=== Short problem ===
Return all of the entries exactly as written.

=== The data ===
==*==
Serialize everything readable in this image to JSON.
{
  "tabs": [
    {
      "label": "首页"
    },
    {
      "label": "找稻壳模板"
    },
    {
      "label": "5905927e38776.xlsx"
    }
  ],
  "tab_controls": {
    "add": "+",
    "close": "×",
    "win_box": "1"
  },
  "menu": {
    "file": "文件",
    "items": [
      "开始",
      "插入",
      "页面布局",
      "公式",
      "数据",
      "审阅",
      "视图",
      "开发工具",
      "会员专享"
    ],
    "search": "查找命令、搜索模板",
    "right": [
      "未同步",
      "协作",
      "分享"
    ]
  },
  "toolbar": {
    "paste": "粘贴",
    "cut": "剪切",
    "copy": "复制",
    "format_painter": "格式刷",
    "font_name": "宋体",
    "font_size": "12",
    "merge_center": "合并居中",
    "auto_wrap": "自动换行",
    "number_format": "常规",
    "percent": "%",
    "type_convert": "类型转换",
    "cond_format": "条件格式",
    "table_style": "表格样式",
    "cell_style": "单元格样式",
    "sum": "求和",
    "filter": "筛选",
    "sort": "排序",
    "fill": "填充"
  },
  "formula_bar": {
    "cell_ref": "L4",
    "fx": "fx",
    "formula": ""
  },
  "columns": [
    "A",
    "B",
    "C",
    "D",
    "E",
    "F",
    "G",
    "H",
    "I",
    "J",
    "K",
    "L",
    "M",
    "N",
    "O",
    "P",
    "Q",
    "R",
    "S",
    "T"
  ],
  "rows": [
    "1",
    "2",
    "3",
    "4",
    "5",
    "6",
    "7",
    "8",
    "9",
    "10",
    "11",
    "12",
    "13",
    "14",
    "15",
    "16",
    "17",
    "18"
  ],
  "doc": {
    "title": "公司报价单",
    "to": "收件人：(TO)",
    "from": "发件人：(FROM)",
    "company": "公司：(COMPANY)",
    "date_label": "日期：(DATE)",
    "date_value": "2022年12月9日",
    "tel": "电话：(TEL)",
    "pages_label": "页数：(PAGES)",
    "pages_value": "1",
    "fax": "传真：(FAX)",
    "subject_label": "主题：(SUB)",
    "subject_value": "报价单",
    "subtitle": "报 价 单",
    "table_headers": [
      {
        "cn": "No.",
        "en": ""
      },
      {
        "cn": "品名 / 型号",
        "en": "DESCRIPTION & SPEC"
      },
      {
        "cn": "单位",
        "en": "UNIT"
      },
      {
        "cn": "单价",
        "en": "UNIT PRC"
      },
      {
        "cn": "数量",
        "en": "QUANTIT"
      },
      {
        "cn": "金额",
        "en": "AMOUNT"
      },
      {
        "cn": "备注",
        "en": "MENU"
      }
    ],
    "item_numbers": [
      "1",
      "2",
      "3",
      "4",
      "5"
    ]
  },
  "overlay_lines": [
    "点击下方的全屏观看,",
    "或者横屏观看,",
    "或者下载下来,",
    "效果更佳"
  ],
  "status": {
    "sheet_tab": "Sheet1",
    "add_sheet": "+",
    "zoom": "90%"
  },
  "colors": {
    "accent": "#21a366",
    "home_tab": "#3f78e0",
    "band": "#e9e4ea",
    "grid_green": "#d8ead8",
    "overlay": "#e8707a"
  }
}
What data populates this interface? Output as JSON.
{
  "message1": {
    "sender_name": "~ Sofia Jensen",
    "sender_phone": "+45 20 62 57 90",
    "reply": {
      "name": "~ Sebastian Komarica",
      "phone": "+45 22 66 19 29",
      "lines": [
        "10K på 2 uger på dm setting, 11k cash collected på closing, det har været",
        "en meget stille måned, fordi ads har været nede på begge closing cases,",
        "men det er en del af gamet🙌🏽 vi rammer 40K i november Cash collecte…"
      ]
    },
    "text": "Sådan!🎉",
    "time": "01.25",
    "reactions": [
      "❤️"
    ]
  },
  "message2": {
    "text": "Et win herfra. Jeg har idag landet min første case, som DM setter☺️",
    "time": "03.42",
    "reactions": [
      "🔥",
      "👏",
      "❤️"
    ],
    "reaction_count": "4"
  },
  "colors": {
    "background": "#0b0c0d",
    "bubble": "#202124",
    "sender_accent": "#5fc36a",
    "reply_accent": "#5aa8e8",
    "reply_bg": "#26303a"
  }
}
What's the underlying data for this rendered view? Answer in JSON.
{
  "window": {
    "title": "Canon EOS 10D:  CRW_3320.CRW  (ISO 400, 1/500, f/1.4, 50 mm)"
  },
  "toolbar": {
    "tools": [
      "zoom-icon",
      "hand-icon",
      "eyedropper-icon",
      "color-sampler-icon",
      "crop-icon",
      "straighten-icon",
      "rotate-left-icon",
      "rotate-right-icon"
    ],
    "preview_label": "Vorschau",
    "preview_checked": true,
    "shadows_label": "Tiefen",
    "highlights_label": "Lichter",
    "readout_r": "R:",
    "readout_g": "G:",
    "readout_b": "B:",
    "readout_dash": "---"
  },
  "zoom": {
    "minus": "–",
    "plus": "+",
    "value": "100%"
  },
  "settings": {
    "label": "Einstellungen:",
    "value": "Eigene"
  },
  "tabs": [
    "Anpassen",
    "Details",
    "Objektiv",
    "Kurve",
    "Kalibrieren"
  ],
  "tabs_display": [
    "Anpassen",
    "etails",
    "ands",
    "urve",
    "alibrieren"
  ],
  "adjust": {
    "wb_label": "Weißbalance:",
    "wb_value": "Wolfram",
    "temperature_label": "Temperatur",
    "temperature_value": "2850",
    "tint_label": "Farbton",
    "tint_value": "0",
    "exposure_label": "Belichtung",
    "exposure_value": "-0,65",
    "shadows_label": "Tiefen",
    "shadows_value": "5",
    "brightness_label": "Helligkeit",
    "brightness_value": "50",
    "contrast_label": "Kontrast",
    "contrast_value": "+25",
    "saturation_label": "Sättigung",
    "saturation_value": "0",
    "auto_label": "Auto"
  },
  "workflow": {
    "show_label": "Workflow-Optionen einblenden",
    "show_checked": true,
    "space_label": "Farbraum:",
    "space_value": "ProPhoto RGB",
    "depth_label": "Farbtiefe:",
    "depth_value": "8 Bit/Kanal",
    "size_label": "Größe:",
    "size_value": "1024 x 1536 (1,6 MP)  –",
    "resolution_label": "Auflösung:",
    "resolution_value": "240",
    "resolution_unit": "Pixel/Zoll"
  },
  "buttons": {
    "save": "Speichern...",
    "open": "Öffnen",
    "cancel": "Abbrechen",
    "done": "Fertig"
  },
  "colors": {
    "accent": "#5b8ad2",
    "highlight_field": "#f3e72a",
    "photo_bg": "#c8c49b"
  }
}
==*==
=== Solution for this problem ===
Serialize everything readable in this image to JSON.
{
  "tabs": [
    {
      "label": "首页"
    },
    {
      "label": "找稻壳模板"
    },
    {
      "label": "5905927e38776.xlsx"
    }
  ],
  "tab_controls": {
    "add": "+",
    "close": "×",
    "win_box": "1"
  },
  "menu": {
    "file": "文件",
    "items": [
      "开始",
      "插入",
      "页面布局",
      "公式",
      "数据",
      "审阅",
      "视图",
      "开发工具",
      "会员专享"
    ],
    "search": "查找命令、搜索模板",
    "right": [
      "未同步",
      "协作",
      "分享"
    ]
  },
  "toolbar": {
    "paste": "粘贴",
    "cut": "剪切",
    "copy": "复制",
    "format_painter": "格式刷",
    "font_name": "宋体",
    "font_size": "12",
    "merge_center": "合并居中",
    "auto_wrap": "自动换行",
    "number_format": "常规",
    "percent": "%",
    "type_convert": "类型转换",
    "cond_format": "条件格式",
    "table_style": "表格样式",
    "cell_style": "单元格样式",
    "sum": "求和",
    "filter": "筛选",
    "sort": "排序",
    "fill": "填充"
  },
  "formula_bar": {
    "cell_ref": "L4",
    "fx": "fx",
    "formula": ""
  },
  "columns": [
    "A",
    "B",
    "C",
    "D",
    "E",
    "F",
    "G",
    "H",
    "I",
    "J",
    "K",
    "L",
    "M",
    "N",
    "O",
    "P",
    "Q",
    "R",
    "S",
    "T"
  ],
  "rows": [
    "1",
    "2",
    "3",
    "4",
    "5",
    "6",
    "7",
    "8",
    "9",
    "10",
    "11",
    "12",
    "13",
    "14",
    "15",
    "16",
    "17",
    "18"
  ],
  "doc": {
    "title": "公司报价单",
    "to": "收件人：(TO)",
    "from": "发件人：(FROM)",
    "company": "公司：(COMPANY)",
    "date_label": "日期：(DATE)",
    "date_value": "2022年12月9日",
    "tel": "电话：(TEL)",
    "pages_label": "页数：(PAGES)",
    "pages_value": "1",
    "fax": "传真：(FAX)",
    "subject_label": "主题：(SUB)",
    "subject_value": "报价单",
    "subtitle": "报 价 单",
    "table_headers": [
      {
        "cn": "No.",
        "en": ""
      },
      {
        "cn": "品名 / 型号",
        "en": "DESCRIPTION & SPEC"
      },
      {
        "cn": "单位",
        "en": "UNIT"
      },
      {
        "cn": "单价",
        "en": "UNIT PRC"
      },
      {
        "cn": "数量",
        "en": "QUANTIT"
      },
      {
        "cn": "金额",
        "en": "AMOUNT"
      },
      {
        "cn": "备注",
        "en": "MENU"
      }
    ],
    "item_numbers": [
      "1",
      "2",
      "3",
      "4",
      "5"
    ]
  },
  "overlay_lines": [
    "点击下方的全屏观看,",
    "或者横屏观看,",
    "或者下载下来,",
    "效果更佳"
  ],
  "status": {
    "sheet_tab": "Sheet1",
    "add_sheet": "+",
    "zoom": "90%"
  },
  "colors": {
    "accent": "#21a366",
    "home_tab": "#3f78e0",
    "band": "#e9e4ea",
    "grid_green": "#d8ead8",
    "overlay": "#e8707a"
  }
}
What data populates this interface? Output as JSON.
{
  "message1": {
    "sender_name": "~ Sofia Jensen",
    "sender_phone": "+45 20 62 57 90",
    "reply": {
      "name": "~ Sebastian Komarica",
      "phone": "+45 22 66 19 29",
      "lines": [
        "10K på 2 uger på dm setting, 11k cash collected på closing, det har været",
        "en meget stille måned, fordi ads har været nede på begge closing cases,",
        "men det er en del af gamet🙌🏽 vi rammer 40K i november Cash collecte…"
      ]
    },
    "text": "Sådan!🎉",
    "time": "01.25",
    "reactions": [
      "❤️"
    ]
  },
  "message2": {
    "text": "Et win herfra. Jeg har idag landet min første case, som DM setter☺️",
    "time": "03.42",
    "reactions": [
      "🔥",
      "👏",
      "❤️"
    ],
    "reaction_count": "4"
  },
  "colors": {
    "background": "#0b0c0d",
    "bubble": "#202124",
    "sender_accent": "#5fc36a",
    "reply_accent": "#5aa8e8",
    "reply_bg": "#26303a"
  }
}
What's the underlying data for this rendered view? Answer in JSON.
{
  "window": {
    "title": "Canon EOS 10D:  CRW_3320.CRW  (ISO 400, 1/500, f/1.4, 50 mm)"
  },
  "toolbar": {
    "tools": [
      "zoom-icon",
      "hand-icon",
      "eyedropper-icon",
      "color-sampler-icon",
      "crop-icon",
      "straighten-icon",
      "rotate-left-icon",
      "rotate-right-icon"
    ],
    "preview_label": "Vorschau",
    "preview_checked": true,
    "shadows_label": "Tiefen",
    "highlights_label": "Lichter",
    "readout_r": "R:",
    "readout_g": "G:",
    "readout_b": "B:",
    "readout_dash": "---"
  },
  "zoom": {
    "minus": "–",
    "plus": "+",
    "value": "100%"
  },
  "settings": {
    "label": "Einstellungen:",
    "value": "Eigene"
  },
  "tabs": [
    "Anpassen",
    "Details",
    "Objektiv",
    "Kurve",
    "Kalibrieren"
  ],
  "tabs_display": [
    "Anpassen",
    "etails",
    "ands",
    "urve",
    "alibrieren"
  ],
  "adjust": {
    "wb_label": "Weißbalance:",
    "wb_value": "Wolfram",
    "temperature_label": "Temperatur",
    "temperature_value": "2850",
    "tint_label": "Farbton",
    "tint_value": "0",
    "exposure_label": "Belichtung",
    "exposure_value": "-0,65",
    "shadows_label": "Tiefen",
    "shadows_value": "5",
    "brightness_label": "Helligkeit",
    "brightness_value": "50",
    "contrast_label": "Kontrast",
    "contrast_value": "+25",
    "saturation_label": "Sättigung",
    "saturation_value": "0",
    "auto_label": "Auto"
  },
  "workflow": {
    "show_label": "Workflow-Optionen einblenden",
    "show_checked": true,
    "space_label": "Farbraum:",
    "space_value": "ProPhoto RGB",
    "depth_label": "Farbtiefe:",
    "depth_value": "8 Bit/Kanal",
    "size_label": "Größe:",
    "size_value": "1024 x 1536 (1,6 MP)  –",
    "resolution_label": "Auflösung:",
    "resolution_value": "240",
    "resolution_unit": "Pixel/Zoll"
  },
  "buttons": {
    "save": "Speichern...",
    "open": "Öffnen",
    "cancel": "Abbrechen",
    "done": "Fertig"
  },
  "colors": {
    "accent": "#5b8ad2",
    "highlight_field": "#f3e72a",
    "photo_bg": "#c8c49b"
  }
}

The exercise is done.